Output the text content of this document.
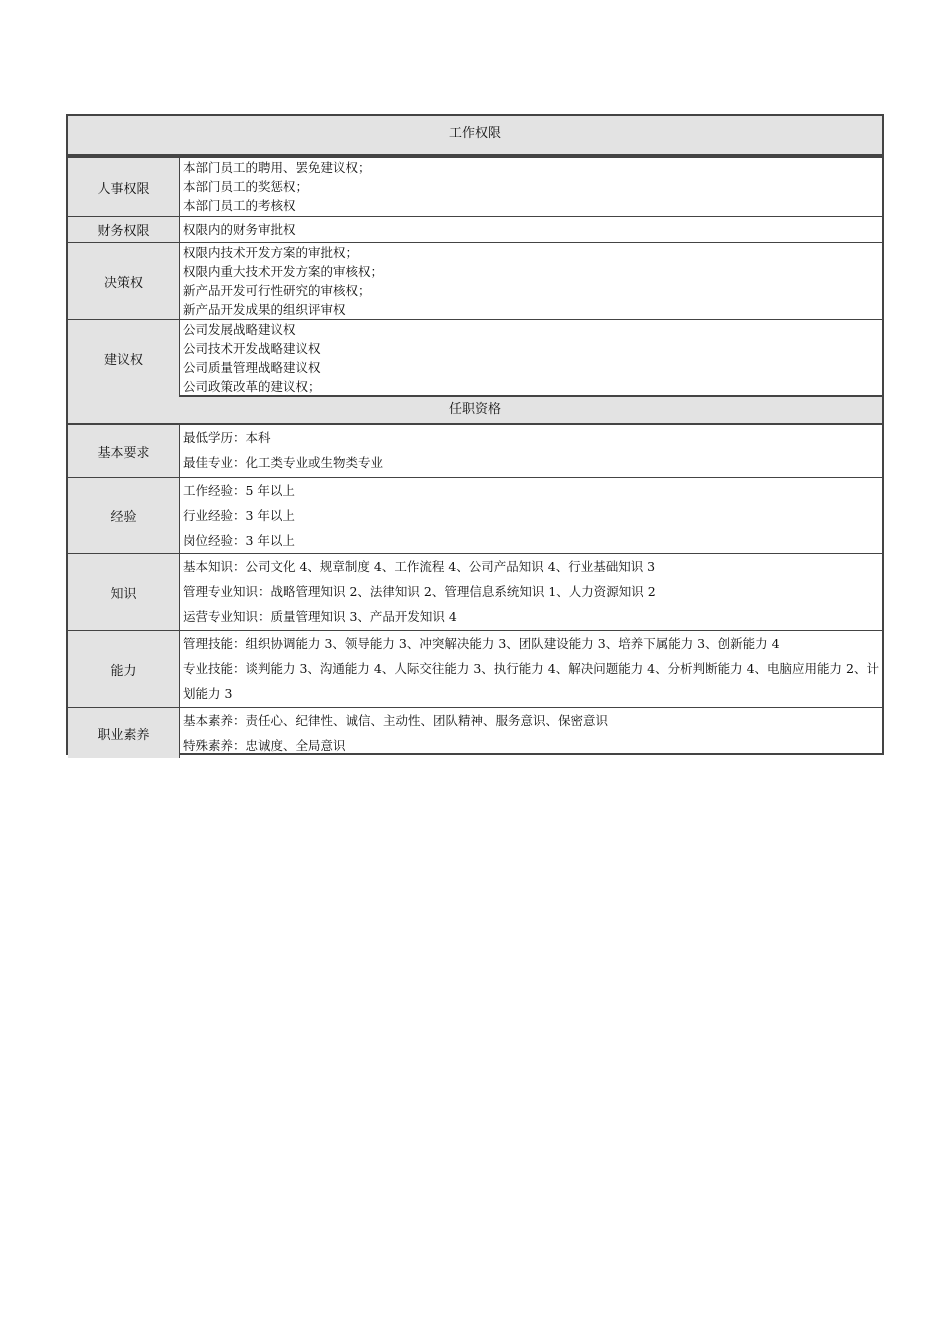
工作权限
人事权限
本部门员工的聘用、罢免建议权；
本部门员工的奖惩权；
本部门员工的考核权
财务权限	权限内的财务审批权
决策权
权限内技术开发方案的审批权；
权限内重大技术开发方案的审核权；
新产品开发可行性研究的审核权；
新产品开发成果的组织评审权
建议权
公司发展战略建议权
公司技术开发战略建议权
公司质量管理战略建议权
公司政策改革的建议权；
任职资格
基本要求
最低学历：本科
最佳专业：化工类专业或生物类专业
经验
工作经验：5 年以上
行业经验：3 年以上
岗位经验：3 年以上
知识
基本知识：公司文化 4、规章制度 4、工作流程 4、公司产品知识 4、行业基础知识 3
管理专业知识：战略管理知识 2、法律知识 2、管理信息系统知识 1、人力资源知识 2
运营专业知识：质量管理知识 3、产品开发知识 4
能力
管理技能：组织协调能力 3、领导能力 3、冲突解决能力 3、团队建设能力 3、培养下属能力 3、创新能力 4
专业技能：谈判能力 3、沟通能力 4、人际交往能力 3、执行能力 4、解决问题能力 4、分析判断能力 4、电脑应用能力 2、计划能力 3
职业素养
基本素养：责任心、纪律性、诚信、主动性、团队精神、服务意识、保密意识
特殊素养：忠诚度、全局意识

---

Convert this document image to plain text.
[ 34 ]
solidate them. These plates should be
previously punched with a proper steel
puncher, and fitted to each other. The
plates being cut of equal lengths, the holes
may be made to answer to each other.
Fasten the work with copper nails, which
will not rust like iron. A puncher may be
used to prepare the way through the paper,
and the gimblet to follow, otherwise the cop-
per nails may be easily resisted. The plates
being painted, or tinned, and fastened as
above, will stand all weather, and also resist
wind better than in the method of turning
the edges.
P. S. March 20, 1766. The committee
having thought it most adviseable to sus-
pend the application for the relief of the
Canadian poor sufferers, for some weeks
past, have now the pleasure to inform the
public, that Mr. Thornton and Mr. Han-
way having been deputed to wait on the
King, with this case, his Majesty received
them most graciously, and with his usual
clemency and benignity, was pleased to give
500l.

GIVEN REQUEST
From the records above, report the count of lines containing "each" and nothing more.

RESULT FOR THIS TASK
2